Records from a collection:
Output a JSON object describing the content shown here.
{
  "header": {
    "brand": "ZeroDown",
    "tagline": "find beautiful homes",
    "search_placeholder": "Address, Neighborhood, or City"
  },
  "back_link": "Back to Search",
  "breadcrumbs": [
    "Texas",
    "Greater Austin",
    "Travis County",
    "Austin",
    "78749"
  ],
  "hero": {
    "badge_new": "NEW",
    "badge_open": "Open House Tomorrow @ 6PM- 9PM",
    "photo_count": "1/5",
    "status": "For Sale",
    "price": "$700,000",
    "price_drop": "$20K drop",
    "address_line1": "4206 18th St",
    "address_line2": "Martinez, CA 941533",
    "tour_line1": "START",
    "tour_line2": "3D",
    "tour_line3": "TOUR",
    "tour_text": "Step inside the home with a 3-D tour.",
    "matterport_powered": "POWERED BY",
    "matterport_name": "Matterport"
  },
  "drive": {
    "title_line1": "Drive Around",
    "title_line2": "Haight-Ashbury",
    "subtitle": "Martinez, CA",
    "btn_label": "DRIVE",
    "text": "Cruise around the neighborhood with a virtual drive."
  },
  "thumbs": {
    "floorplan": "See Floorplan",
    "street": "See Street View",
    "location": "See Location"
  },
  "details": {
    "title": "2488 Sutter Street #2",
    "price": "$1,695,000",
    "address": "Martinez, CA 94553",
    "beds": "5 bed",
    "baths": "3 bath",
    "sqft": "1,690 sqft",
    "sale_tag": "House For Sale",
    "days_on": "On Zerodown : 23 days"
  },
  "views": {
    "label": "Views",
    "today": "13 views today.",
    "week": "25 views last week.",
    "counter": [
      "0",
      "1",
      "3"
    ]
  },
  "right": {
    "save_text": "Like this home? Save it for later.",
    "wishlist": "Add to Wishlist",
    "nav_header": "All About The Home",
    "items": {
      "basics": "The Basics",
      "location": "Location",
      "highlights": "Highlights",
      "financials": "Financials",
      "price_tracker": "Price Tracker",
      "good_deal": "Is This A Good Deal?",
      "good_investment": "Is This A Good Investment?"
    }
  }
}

▶ _DIRECTIONS FOR THIS TASK_
Write out the whole listing exactly.

▶ _THE REPLY_
Output a JSON object describing the content shown here.
{
  "header": {
    "brand": "ZeroDown",
    "tagline": "find beautiful homes",
    "search_placeholder": "Address, Neighborhood, or City"
  },
  "back_link": "Back to Search",
  "breadcrumbs": [
    "Texas",
    "Greater Austin",
    "Travis County",
    "Austin",
    "78749"
  ],
  "hero": {
    "badge_new": "NEW",
    "badge_open": "Open House Tomorrow @ 6PM- 9PM",
    "photo_count": "1/5",
    "status": "For Sale",
    "price": "$700,000",
    "price_drop": "$20K drop",
    "address_line1": "4206 18th St",
    "address_line2": "Martinez, CA 941533",
    "tour_line1": "START",
    "tour_line2": "3D",
    "tour_line3": "TOUR",
    "tour_text": "Step inside the home with a 3-D tour.",
    "matterport_powered": "POWERED BY",
    "matterport_name": "Matterport"
  },
  "drive": {
    "title_line1": "Drive Around",
    "title_line2": "Haight-Ashbury",
    "subtitle": "Martinez, CA",
    "btn_label": "DRIVE",
    "text": "Cruise around the neighborhood with a virtual drive."
  },
  "thumbs": {
    "floorplan": "See Floorplan",
    "street": "See Street View",
    "location": "See Location"
  },
  "details": {
    "title": "2488 Sutter Street #2",
    "price": "$1,695,000",
    "address": "Martinez, CA 94553",
    "beds": "5 bed",
    "baths": "3 bath",
    "sqft": "1,690 sqft",
    "sale_tag": "House For Sale",
    "days_on": "On Zerodown : 23 days"
  },
  "views": {
    "label": "Views",
    "today": "13 views today.",
    "week": "25 views last week.",
    "counter": [
      "0",
      "1",
      "3"
    ]
  },
  "right": {
    "save_text": "Like this home? Save it for later.",
    "wishlist": "Add to Wishlist",
    "nav_header": "All About The Home",
    "items": {
      "basics": "The Basics",
      "location": "Location",
      "highlights": "Highlights",
      "financials": "Financials",
      "price_tracker": "Price Tracker",
      "good_deal": "Is This A Good Deal?",
      "good_investment": "Is This A Good Investment?"
    }
  }
}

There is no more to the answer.